Task statement >> From the entries that follow, extract each line holding the string "ICON".

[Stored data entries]
'''

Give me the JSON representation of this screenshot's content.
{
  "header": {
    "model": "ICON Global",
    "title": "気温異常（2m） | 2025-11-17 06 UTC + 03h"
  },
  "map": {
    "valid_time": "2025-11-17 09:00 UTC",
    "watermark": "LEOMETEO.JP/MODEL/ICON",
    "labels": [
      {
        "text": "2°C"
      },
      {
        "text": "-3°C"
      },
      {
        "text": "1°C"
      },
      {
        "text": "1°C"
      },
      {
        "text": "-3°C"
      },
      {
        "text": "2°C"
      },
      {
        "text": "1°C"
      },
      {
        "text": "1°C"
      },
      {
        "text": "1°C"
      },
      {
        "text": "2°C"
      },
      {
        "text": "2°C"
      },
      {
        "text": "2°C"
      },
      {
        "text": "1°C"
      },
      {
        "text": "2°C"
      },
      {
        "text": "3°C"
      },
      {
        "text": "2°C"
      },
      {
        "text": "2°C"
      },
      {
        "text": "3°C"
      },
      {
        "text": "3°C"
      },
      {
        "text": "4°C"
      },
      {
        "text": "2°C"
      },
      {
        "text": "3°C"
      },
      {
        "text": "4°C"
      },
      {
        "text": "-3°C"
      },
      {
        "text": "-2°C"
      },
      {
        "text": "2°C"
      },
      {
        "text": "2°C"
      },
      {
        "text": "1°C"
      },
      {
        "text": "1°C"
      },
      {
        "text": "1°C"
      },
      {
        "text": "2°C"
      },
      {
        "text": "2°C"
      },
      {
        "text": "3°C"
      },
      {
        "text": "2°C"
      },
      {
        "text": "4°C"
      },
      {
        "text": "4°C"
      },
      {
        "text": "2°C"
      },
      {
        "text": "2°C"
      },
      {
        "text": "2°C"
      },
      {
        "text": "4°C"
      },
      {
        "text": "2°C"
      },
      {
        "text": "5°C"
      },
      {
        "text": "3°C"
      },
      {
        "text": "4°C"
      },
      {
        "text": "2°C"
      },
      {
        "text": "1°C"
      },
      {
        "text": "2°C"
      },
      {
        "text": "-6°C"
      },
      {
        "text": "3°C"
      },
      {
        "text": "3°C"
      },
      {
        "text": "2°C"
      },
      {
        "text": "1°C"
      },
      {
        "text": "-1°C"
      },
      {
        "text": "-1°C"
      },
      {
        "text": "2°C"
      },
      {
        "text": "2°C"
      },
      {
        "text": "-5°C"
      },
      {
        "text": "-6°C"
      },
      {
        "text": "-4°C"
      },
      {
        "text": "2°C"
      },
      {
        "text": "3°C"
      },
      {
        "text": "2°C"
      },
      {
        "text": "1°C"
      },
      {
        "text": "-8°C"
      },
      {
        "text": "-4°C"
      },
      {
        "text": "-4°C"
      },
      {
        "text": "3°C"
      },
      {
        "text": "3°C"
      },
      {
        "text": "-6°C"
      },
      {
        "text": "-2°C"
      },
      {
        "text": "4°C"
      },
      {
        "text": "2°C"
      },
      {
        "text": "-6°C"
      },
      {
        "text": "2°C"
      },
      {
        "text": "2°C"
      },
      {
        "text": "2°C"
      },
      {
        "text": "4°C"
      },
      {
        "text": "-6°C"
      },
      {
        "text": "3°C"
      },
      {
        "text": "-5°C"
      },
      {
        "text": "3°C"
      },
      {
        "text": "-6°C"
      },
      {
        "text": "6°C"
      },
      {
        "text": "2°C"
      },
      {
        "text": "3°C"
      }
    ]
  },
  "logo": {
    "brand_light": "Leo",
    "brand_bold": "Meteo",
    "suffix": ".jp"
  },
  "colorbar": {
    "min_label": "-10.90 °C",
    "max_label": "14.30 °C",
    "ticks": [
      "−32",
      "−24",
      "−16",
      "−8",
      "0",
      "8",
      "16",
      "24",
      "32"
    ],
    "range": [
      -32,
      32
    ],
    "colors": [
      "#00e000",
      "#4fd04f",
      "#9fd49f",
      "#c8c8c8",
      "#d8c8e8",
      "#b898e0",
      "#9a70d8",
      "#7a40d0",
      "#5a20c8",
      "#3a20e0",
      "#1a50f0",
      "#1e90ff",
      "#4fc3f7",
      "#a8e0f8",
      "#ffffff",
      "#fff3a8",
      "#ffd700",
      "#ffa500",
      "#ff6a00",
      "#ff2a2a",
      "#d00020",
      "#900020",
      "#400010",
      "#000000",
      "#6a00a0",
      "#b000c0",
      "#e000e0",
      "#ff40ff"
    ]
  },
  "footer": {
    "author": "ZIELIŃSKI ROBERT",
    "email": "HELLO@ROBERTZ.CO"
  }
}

'''

Finished exercise >>
    "model": "ICON Global",
    "watermark": "LEOMETEO.JP/MODEL/ICON",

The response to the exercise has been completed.